• _DESCRIPTION OF THE TASK_: Your task is to give the listing below back word for word, pictures excluded.

• _DATA SUPPLIED_:
— BEGIN —
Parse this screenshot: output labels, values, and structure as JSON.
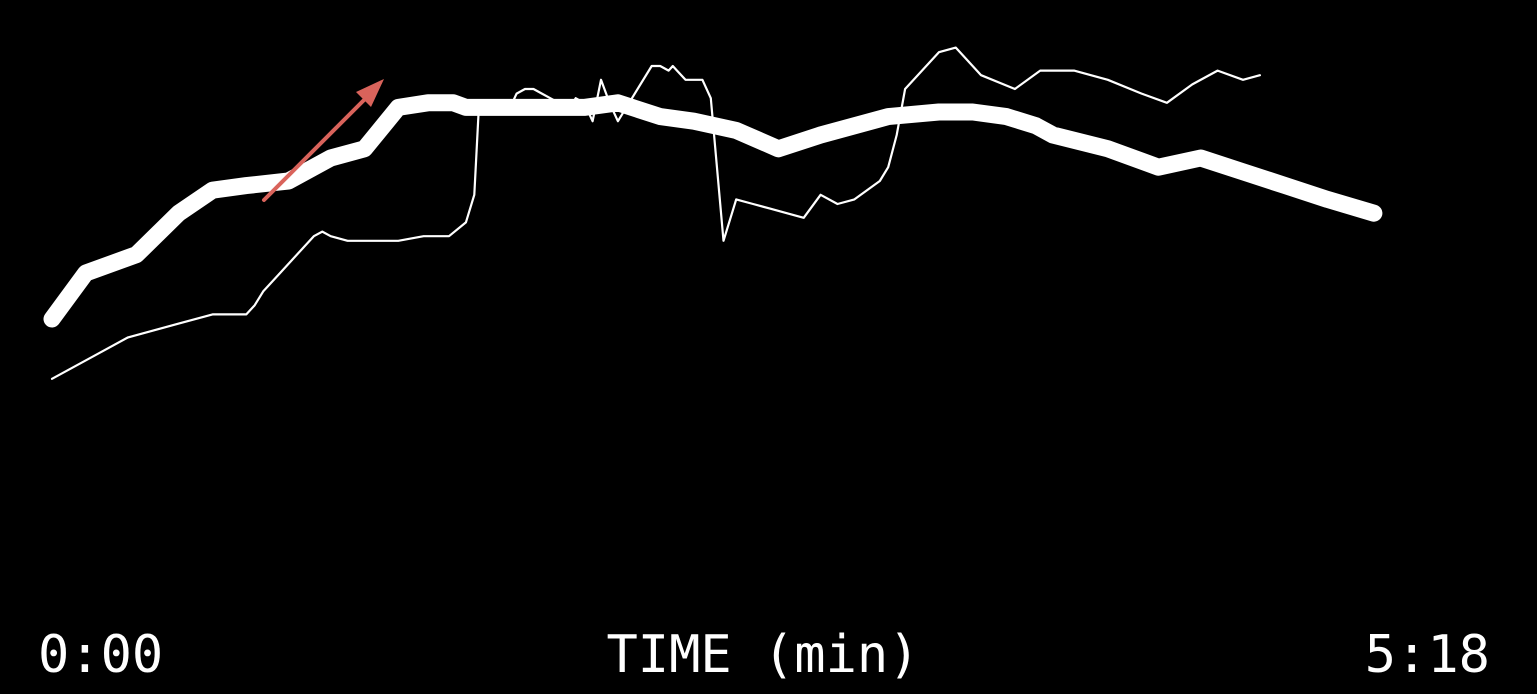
{
  "chart_data": {
    "type": "line",
    "xlabel": "TIME (min)",
    "x_start_label": "0:00",
    "x_end_label": "5:18",
    "xlim": [
      0,
      318
    ],
    "ylim": [
      0,
      100
    ],
    "grid": false,
    "legend": "none",
    "colors": {
      "background": "#000000",
      "series": "#ffffff",
      "text": "#ffffff",
      "annotation_arrow": "#d9635b"
    },
    "series": [
      {
        "style": "thick",
        "x": [
          0,
          8,
          20,
          30,
          38,
          46,
          56,
          66,
          74,
          82,
          89,
          92,
          95,
          98,
          110,
          118,
          126,
          134,
          144,
          152,
          162,
          172,
          182,
          198,
          210,
          218,
          226,
          233,
          237,
          250,
          262,
          272,
          282,
          292,
          302,
          313
        ],
        "y": [
          35,
          45,
          49,
          58,
          63,
          64,
          65,
          70,
          72,
          81,
          82,
          82,
          82,
          81,
          81,
          81,
          81,
          82,
          79,
          78,
          76,
          72,
          75,
          79,
          80,
          80,
          79,
          77,
          75,
          72,
          68,
          70,
          67,
          64,
          61,
          58
        ]
      },
      {
        "style": "thin",
        "x": [
          0,
          10,
          18,
          30,
          38,
          46,
          48,
          50,
          54,
          62,
          64,
          66,
          70,
          76,
          82,
          88,
          94,
          98,
          100,
          101,
          102,
          104,
          108,
          110,
          112,
          114,
          116,
          118,
          120,
          122,
          124,
          126,
          128,
          130,
          132,
          134,
          138,
          142,
          144,
          146,
          147,
          148,
          150,
          154,
          156,
          159,
          162,
          166,
          170,
          174,
          178,
          182,
          186,
          190,
          196,
          198,
          200,
          201,
          202,
          206,
          210,
          214,
          220,
          228,
          234,
          242,
          250,
          258,
          264,
          270,
          276,
          282,
          286
        ],
        "y": [
          22,
          27,
          31,
          34,
          36,
          36,
          38,
          41,
          45,
          53,
          54,
          53,
          52,
          52,
          52,
          53,
          53,
          56,
          62,
          80,
          80,
          80,
          80,
          84,
          85,
          85,
          84,
          83,
          82,
          80,
          83,
          82,
          78,
          87,
          82,
          78,
          84,
          90,
          90,
          89,
          90,
          89,
          87,
          87,
          83,
          52,
          61,
          60,
          59,
          58,
          57,
          62,
          60,
          61,
          65,
          68,
          75,
          80,
          85,
          89,
          93,
          94,
          88,
          85,
          89,
          89,
          87,
          84,
          82,
          86,
          89,
          87,
          88
        ]
      }
    ],
    "annotation": {
      "type": "arrow"
    }
  }
}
— END —
• _WRITTEN SOLUTION_:
Parse this screenshot: output labels, values, and structure as JSON.
{
  "chart_data": {
    "type": "line",
    "xlabel": "TIME (min)",
    "x_start_label": "0:00",
    "x_end_label": "5:18",
    "xlim": [
      0,
      318
    ],
    "ylim": [
      0,
      100
    ],
    "grid": false,
    "legend": "none",
    "colors": {
      "background": "#000000",
      "series": "#ffffff",
      "text": "#ffffff",
      "annotation_arrow": "#d9635b"
    },
    "series": [
      {
        "style": "thick",
        "x": [
          0,
          8,
          20,
          30,
          38,
          46,
          56,
          66,
          74,
          82,
          89,
          92,
          95,
          98,
          110,
          118,
          126,
          134,
          144,
          152,
          162,
          172,
          182,
          198,
          210,
          218,
          226,
          233,
          237,
          250,
          262,
          272,
          282,
          292,
          302,
          313
        ],
        "y": [
          35,
          45,
          49,
          58,
          63,
          64,
          65,
          70,
          72,
          81,
          82,
          82,
          82,
          81,
          81,
          81,
          81,
          82,
          79,
          78,
          76,
          72,
          75,
          79,
          80,
          80,
          79,
          77,
          75,
          72,
          68,
          70,
          67,
          64,
          61,
          58
        ]
      },
      {
        "style": "thin",
        "x": [
          0,
          10,
          18,
          30,
          38,
          46,
          48,
          50,
          54,
          62,
          64,
          66,
          70,
          76,
          82,
          88,
          94,
          98,
          100,
          101,
          102,
          104,
          108,
          110,
          112,
          114,
          116,
          118,
          120,
          122,
          124,
          126,
          128,
          130,
          132,
          134,
          138,
          142,
          144,
          146,
          147,
          148,
          150,
          154,
          156,
          159,
          162,
          166,
          170,
          174,
          178,
          182,
          186,
          190,
          196,
          198,
          200,
          201,
          202,
          206,
          210,
          214,
          220,
          228,
          234,
          242,
          250,
          258,
          264,
          270,
          276,
          282,
          286
        ],
        "y": [
          22,
          27,
          31,
          34,
          36,
          36,
          38,
          41,
          45,
          53,
          54,
          53,
          52,
          52,
          52,
          53,
          53,
          56,
          62,
          80,
          80,
          80,
          80,
          84,
          85,
          85,
          84,
          83,
          82,
          80,
          83,
          82,
          78,
          87,
          82,
          78,
          84,
          90,
          90,
          89,
          90,
          89,
          87,
          87,
          83,
          52,
          61,
          60,
          59,
          58,
          57,
          62,
          60,
          61,
          65,
          68,
          75,
          80,
          85,
          89,
          93,
          94,
          88,
          85,
          89,
          89,
          87,
          84,
          82,
          86,
          89,
          87,
          88
        ]
      }
    ],
    "annotation": {
      "type": "arrow"
    }
  }
}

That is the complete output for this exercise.